_Exercise instructions_
Write each line word for word, from the line that contains "Give me a plain-text" through the last line of the material below.

[Data excerpts]
┄┄┄┄┄┄┄┄┄┄

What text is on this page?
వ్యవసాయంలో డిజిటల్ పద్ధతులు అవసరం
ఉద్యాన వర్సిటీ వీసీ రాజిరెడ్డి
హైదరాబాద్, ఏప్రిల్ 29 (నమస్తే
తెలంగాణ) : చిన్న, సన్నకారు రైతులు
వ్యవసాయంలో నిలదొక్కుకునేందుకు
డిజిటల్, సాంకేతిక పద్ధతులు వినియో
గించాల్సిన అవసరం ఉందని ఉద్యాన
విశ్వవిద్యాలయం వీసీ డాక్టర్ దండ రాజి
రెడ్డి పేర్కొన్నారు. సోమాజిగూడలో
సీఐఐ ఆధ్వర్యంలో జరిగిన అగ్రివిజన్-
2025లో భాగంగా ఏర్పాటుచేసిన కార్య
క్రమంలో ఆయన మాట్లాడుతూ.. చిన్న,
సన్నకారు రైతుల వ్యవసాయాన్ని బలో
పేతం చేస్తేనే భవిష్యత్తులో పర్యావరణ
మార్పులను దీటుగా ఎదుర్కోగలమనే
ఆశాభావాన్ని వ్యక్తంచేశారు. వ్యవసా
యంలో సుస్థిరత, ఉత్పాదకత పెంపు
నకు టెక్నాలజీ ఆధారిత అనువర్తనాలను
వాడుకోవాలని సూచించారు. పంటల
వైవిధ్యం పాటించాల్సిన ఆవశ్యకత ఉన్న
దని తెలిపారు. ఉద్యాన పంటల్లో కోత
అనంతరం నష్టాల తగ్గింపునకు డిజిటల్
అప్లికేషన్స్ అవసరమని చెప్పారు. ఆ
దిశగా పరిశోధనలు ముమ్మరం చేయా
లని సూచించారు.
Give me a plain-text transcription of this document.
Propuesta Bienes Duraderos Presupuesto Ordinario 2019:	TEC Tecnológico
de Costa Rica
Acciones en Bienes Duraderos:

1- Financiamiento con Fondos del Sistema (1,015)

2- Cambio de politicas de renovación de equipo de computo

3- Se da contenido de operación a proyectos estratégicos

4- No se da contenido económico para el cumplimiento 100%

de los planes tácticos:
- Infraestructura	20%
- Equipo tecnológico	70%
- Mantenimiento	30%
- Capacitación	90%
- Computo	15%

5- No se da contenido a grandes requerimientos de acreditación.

┄┄┄┄┄┄┄┄┄┄

_Expected answer_
Give me a plain-text transcription of this document.
Propuesta Bienes Duraderos Presupuesto Ordinario 2019:	TEC Tecnológico
de Costa Rica
Acciones en Bienes Duraderos:

1- Financiamiento con Fondos del Sistema (1,015)

2- Cambio de politicas de renovación de equipo de computo

3- Se da contenido de operación a proyectos estratégicos

4- No se da contenido económico para el cumplimiento 100%

de los planes tácticos:
- Infraestructura	20%
- Equipo tecnológico	70%
- Mantenimiento	30%
- Capacitación	90%
- Computo	15%

5- No se da contenido a grandes requerimientos de acreditación.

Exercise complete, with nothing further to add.